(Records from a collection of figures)
=====

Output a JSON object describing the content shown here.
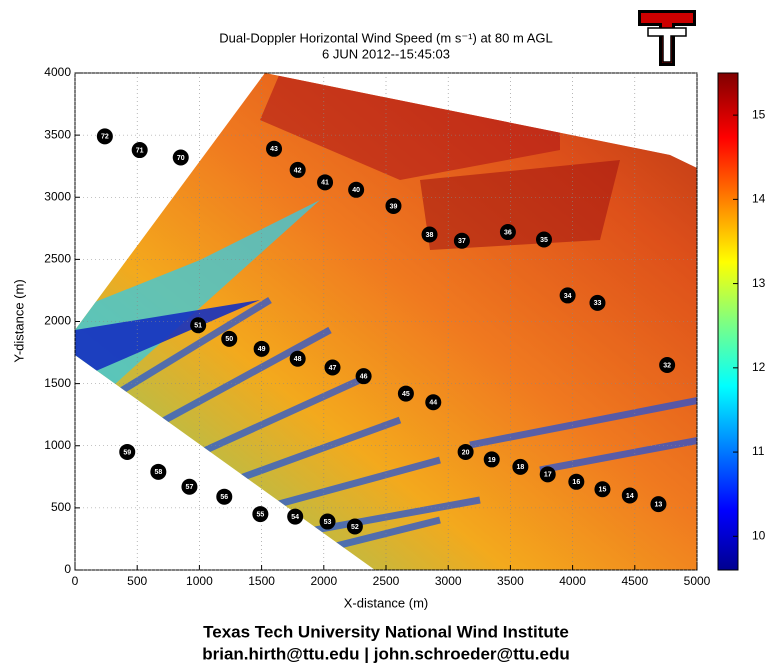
{
  "chart_data": {
    "type": "scatter",
    "title": "Dual-Doppler Horizontal Wind Speed (m s⁻¹) at 80 m AGL",
    "subtitle": "6 JUN 2012--15:45:03",
    "x_label": "X-distance (m)",
    "y_label": "Y-distance (m)",
    "xlim": [
      0,
      5000
    ],
    "ylim": [
      0,
      4000
    ],
    "xticks": [
      0,
      500,
      1000,
      1500,
      2000,
      2500,
      3000,
      3500,
      4000,
      4500,
      5000
    ],
    "yticks": [
      0,
      500,
      1000,
      1500,
      2000,
      2500,
      3000,
      3500,
      4000
    ],
    "grid": true,
    "labels": [
      "72",
      "71",
      "70",
      "43",
      "42",
      "41",
      "40",
      "39",
      "38",
      "37",
      "36",
      "35",
      "34",
      "33",
      "32",
      "51",
      "50",
      "49",
      "48",
      "47",
      "46",
      "45",
      "44",
      "59",
      "58",
      "57",
      "56",
      "55",
      "54",
      "53",
      "52",
      "20",
      "19",
      "18",
      "17",
      "16",
      "15",
      "14",
      "13"
    ],
    "x": [
      240,
      520,
      850,
      1600,
      1790,
      2010,
      2260,
      2560,
      2850,
      3110,
      3480,
      3770,
      3960,
      4200,
      4760,
      990,
      1240,
      1500,
      1790,
      2070,
      2320,
      2660,
      2880,
      420,
      670,
      920,
      1200,
      1490,
      1770,
      2030,
      2250,
      3140,
      3350,
      3580,
      3800,
      4030,
      4240,
      4460,
      4690
    ],
    "y": [
      3490,
      3380,
      3320,
      3390,
      3220,
      3120,
      3060,
      2930,
      2700,
      2650,
      2720,
      2660,
      2210,
      2150,
      1650,
      1970,
      1860,
      1780,
      1700,
      1630,
      1560,
      1420,
      1350,
      950,
      790,
      670,
      590,
      450,
      430,
      390,
      350,
      950,
      890,
      830,
      770,
      710,
      650,
      600,
      530
    ],
    "colorbar": {
      "clim": [
        9.6,
        15.5
      ],
      "ticks": [
        10,
        11,
        12,
        13,
        14,
        15
      ]
    },
    "footer": [
      "Texas Tech University National Wind Institute",
      "brian.hirth@ttu.edu | john.schroeder@ttu.edu"
    ]
  }
}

=====

Copy out each line of the records that holds the string "distance".

#### [ANSWER TO THE TASK]
    "x_label": "X-distance (m)",
    "y_label": "Y-distance (m)",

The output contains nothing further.